*Set task*:
Wherever "center" appears in a line, copy that line.

*Entries provided*:
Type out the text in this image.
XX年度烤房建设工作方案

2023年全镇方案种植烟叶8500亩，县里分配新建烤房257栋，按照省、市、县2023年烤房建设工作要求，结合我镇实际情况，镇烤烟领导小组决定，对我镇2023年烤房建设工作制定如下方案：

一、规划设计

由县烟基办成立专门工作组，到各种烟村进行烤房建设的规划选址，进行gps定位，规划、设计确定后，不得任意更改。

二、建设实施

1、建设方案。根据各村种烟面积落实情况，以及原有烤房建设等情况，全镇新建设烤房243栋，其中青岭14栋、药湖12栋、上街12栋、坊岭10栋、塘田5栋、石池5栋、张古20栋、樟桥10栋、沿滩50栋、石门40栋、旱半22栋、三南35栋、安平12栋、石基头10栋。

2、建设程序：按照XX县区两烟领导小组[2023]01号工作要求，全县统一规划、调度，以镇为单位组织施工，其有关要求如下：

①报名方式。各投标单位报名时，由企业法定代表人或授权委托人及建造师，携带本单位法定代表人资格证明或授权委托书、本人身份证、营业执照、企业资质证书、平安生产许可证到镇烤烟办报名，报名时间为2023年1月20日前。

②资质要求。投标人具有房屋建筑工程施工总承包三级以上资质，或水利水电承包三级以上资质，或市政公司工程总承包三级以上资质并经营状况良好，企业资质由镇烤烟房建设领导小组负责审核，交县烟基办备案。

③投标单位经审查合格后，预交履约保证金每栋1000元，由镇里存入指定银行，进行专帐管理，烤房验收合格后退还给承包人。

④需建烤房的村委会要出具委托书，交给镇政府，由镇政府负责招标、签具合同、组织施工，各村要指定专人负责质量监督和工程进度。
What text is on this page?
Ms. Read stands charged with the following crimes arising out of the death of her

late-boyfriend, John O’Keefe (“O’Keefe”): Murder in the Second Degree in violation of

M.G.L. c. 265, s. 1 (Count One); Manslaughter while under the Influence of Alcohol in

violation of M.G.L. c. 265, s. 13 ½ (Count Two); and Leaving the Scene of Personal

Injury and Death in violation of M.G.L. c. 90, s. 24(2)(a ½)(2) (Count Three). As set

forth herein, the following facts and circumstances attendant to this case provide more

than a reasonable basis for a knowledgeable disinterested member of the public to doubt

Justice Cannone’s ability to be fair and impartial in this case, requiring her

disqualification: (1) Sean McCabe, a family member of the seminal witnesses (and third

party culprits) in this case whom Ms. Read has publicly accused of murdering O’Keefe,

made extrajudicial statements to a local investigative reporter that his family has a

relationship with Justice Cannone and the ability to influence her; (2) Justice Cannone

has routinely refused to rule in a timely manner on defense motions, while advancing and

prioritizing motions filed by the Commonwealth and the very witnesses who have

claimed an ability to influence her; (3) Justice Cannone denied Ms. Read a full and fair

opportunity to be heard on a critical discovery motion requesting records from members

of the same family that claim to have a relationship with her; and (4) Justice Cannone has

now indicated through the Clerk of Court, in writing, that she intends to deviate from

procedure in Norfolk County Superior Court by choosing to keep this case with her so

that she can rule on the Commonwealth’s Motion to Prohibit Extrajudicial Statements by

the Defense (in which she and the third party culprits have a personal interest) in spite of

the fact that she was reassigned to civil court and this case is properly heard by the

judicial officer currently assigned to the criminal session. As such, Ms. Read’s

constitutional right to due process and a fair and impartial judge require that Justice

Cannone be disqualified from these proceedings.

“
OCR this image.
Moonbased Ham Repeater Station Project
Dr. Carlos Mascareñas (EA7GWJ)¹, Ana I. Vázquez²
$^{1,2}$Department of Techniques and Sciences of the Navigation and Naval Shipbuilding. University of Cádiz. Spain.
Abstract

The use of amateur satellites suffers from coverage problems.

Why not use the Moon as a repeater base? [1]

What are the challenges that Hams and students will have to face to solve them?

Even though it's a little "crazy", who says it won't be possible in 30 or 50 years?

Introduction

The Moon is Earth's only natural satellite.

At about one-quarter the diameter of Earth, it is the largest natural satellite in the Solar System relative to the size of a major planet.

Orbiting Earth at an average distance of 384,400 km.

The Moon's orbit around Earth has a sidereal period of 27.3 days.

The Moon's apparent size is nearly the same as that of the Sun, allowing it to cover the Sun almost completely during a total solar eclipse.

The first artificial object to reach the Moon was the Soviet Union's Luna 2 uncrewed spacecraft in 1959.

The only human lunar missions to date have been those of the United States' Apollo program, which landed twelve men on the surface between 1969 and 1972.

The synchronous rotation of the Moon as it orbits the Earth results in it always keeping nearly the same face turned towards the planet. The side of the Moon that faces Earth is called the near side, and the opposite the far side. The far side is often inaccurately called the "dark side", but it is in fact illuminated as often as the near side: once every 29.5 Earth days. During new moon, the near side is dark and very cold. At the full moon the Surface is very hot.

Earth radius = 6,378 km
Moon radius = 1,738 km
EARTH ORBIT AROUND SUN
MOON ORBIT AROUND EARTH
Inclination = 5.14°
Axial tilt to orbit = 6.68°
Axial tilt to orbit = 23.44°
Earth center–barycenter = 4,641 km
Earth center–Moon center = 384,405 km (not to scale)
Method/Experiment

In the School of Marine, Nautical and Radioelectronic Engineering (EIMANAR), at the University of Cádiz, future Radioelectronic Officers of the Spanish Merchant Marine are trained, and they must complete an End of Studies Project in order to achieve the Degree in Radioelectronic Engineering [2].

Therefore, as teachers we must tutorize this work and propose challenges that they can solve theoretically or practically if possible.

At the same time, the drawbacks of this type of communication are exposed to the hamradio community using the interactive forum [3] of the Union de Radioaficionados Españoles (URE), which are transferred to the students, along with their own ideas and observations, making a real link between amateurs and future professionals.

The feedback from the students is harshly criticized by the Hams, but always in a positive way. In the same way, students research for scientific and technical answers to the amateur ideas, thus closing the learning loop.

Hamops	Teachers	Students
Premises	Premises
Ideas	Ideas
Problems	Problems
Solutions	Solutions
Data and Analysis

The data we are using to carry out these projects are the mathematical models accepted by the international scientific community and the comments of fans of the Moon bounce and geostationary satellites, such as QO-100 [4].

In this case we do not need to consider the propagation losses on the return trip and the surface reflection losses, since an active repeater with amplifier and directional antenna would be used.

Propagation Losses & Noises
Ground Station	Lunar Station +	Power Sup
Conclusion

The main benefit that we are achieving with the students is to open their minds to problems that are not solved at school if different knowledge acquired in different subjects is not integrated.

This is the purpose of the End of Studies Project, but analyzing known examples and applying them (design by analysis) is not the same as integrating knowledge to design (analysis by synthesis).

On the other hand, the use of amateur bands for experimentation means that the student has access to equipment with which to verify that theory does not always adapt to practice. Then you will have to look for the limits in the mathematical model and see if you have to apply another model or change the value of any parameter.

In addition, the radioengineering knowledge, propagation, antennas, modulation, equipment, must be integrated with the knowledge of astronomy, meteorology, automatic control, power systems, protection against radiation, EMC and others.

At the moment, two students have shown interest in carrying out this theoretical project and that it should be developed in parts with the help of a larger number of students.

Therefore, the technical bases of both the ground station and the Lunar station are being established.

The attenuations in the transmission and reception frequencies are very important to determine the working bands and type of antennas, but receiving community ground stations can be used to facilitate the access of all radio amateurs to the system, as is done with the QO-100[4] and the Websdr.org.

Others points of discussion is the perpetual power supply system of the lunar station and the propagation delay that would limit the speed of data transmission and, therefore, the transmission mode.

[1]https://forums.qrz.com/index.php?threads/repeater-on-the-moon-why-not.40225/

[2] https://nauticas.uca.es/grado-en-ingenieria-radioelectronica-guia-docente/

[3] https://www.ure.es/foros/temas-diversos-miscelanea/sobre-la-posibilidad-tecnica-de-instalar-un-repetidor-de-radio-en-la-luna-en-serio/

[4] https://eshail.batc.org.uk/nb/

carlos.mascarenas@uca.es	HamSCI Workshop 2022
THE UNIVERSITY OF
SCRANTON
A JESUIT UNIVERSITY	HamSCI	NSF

*Final answer*:
Earth center–barycenter = 4,641 km
Earth center–Moon center = 384,405 km (not to scale)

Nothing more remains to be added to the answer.